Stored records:
+---+
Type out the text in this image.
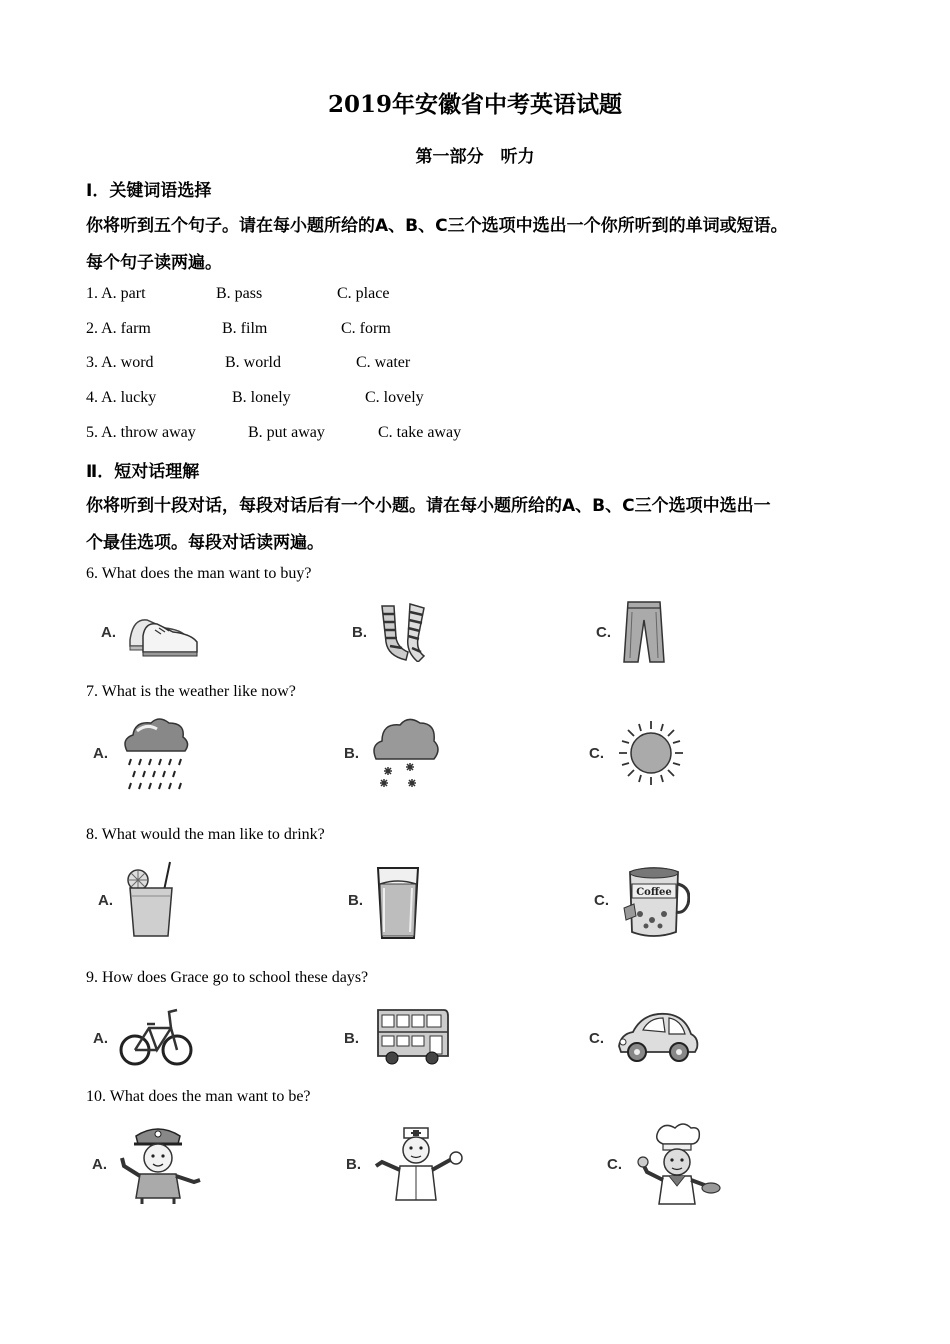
2019年安徽省中考英语试题
第一部分　听力
Ⅰ．关键词语选择
你将听到五个句子。请在每小题所给的A、B、C三个选项中选出一个你所听到的单词或短语。
每个句子读两遍。
1. A. part	B. pass	C. place
2. A. farm	B. film	C. form
3. A. word	B. world	C. water
4. A. lucky	B. lonely	C. lovely
5. A. throw away	B. put away	C. take away
Ⅱ．短对话理解
你将听到十段对话，每段对话后有一个小题。请在每小题所给的A、B、C三个选项中选出一
个最佳选项。每段对话读两遍。
6. What does the man want to buy?
A.	B.	C.
7. What is the weather like now?
A.	B.	C.
8. What would the man like to drink?
A.	B.	C.	Coffee
9. How does Grace go to school these days?
A.	B.	C.
10. What does the man want to be?
A.	B.	C.
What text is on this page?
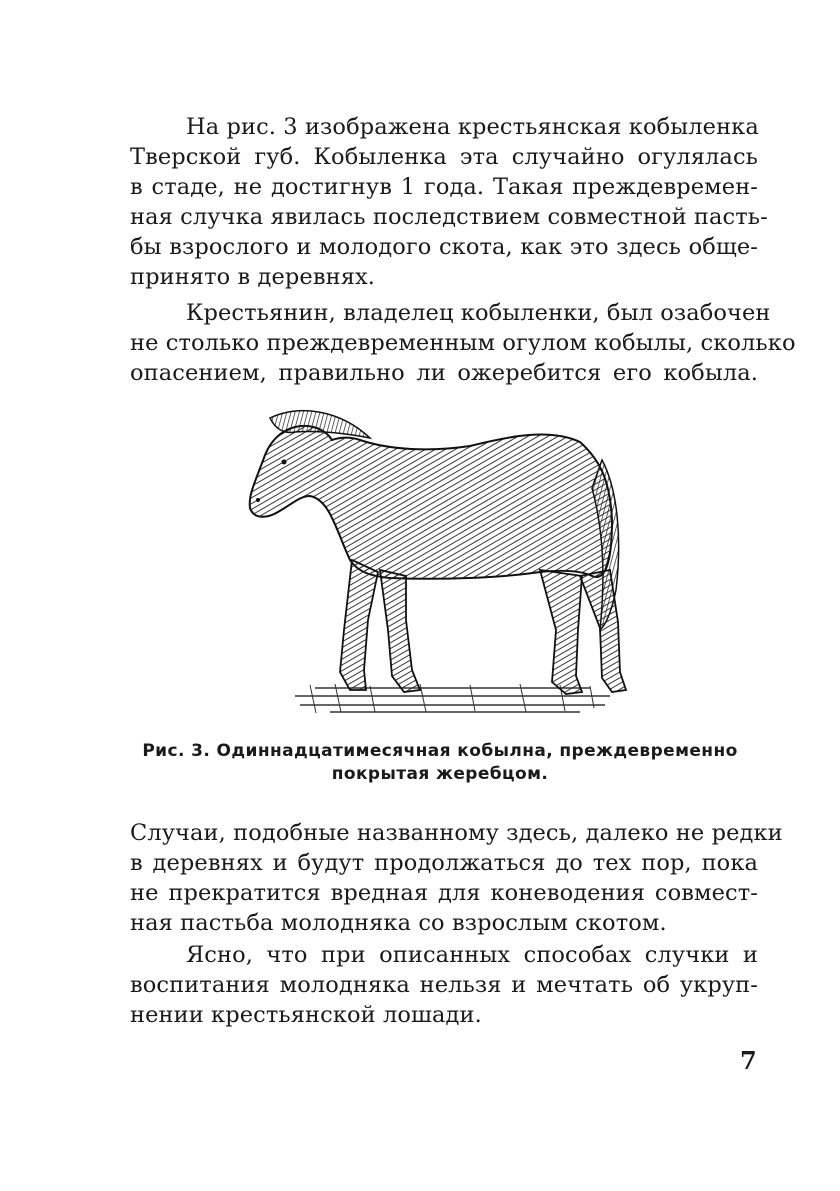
На рис. 3 изображена крестьянская кобыленка
Тверской губ. Кобыленка эта случайно огулялась
в стаде, не достигнув 1 года. Такая преждевремен-
ная случка явилась последствием совместной пасть-
бы взрослого и молодого скота, как это здесь обще-
принято в деревнях.
Крестьянин, владелец кобыленки, был озабочен
не столько преждевременным огулом кобылы, сколько
опасением, правильно ли ожеребится его кобыла.
Рис. 3. Одиннадцатимесячная кобылна, преждевременно
покрытая жеребцом.
Случаи, подобные названному здесь, далеко не редки
в деревнях и будут продолжаться до тех пор, пока
не прекратится вредная для коневодения совмест-
ная пастьба молодняка со взрослым скотом.
Ясно, что при описанных способах случки и
воспитания молодняка нельзя и мечтать об укруп-
нении крестьянской лошади.
7
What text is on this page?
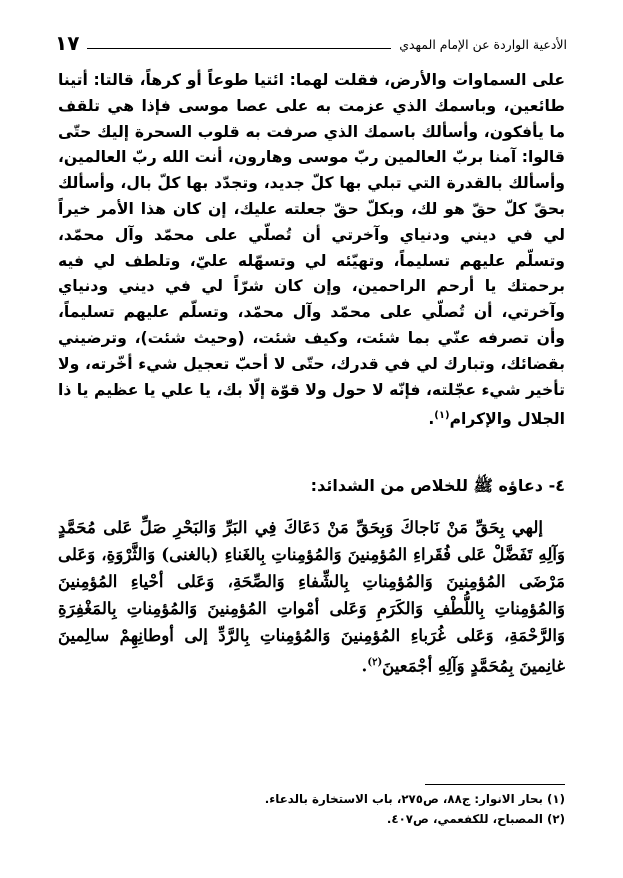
الأدعية الواردة عن الإمام المهدي
١٧

على السماوات والأرض، فقلت لهما: ائتيا طوعاً أو كرهاً، قالتا: أتينا طائعين، وباسمك الذي عزمت به على عصا موسى فإذا هي تلقف ما يأفكون، وأسألك باسمك الذي صرفت به قلوب السحرة إليك حتّى قالوا: آمنا بربّ العالمين ربّ موسى وهارون، أنت الله ربّ العالمين، وأسألك بالقدرة التي تبلي بها كلّ جديد، وتجدّد بها كلّ بال، وأسألك بحقّ كلّ حقّ هو لك، وبكلّ حقّ جعلته عليك، إن كان هذا الأمر خيراً لي في ديني ودنياي وآخرتي أن تُصلّي على محمّد وآل محمّد، وتسلّم عليهم تسليماً، وتهيّئه لي وتسهّله عليّ، وتلطف لي فيه برحمتك يا أرحم الراحمين، وإن كان شرّاً لي في ديني ودنياي وآخرتي، أن تُصلّي على محمّد وآل محمّد، وتسلّم عليهم تسليماً، وأن تصرفه عنّي بما شئت، وكيف شئت، (وحيث شئت)، وترضيني بقضائك، وتبارك لي في قدرك، حتّى لا أحبّ تعجيل شيء أخّرته، ولا تأخير شيء عجّلته، فإنّه لا حول ولا قوّة إلّا بك، يا علي يا عظيم يا ذا الجلال والإكرام$^{(١)}$.

٤- دعاؤه ﷺ للخلاص من الشدائد:
إلهي بِحَقِّ مَنْ نَاجاكَ وَبِحَقِّ مَنْ دَعَاكَ فِي البَرِّ وَالبَحْرِ صَلِّ عَلى مُحَمَّدٍ وَآلِهِ تَفَضَّلْ عَلى فُقَراءِ المُؤمِنينَ وَالمُؤمِناتِ بِالغَناءِ (بالغنى) وَالثَّرْوَةِ، وَعَلى مَرْضَى المُؤمِنينَ وَالمُؤمِناتِ بِالشِّفاءِ وَالصِّحَةِ، وَعَلى أحْياءِ المُؤمِنينَ وَالمُؤمِناتِ بِاللُّطْفِ وَالكَرَمِ وَعَلى أمْواتِ المُؤمِنينَ وَالمُؤمِناتِ بِالمَغْفِرَةِ وَالرَّحْمَةِ، وَعَلى غُرَباءِ المُؤمِنينَ وَالمُؤمِناتِ بِالرَّدِّ إلى أوطانِهِمْ سالِمينَ غانِمينَ بِمُحَمَّدٍ وَآلِهِ أجْمَعينَ$^{(٢)}$.
(١) بحار الانوار: ج٨٨، ص٢٧٥، باب الاستخارة بالدعاء.
(٢) المصباح، للكفعمي، ص٤٠٧.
+---+
Prompt:
Count the lines in the records above that contain the word "like", and reply with only that number.

The response:
2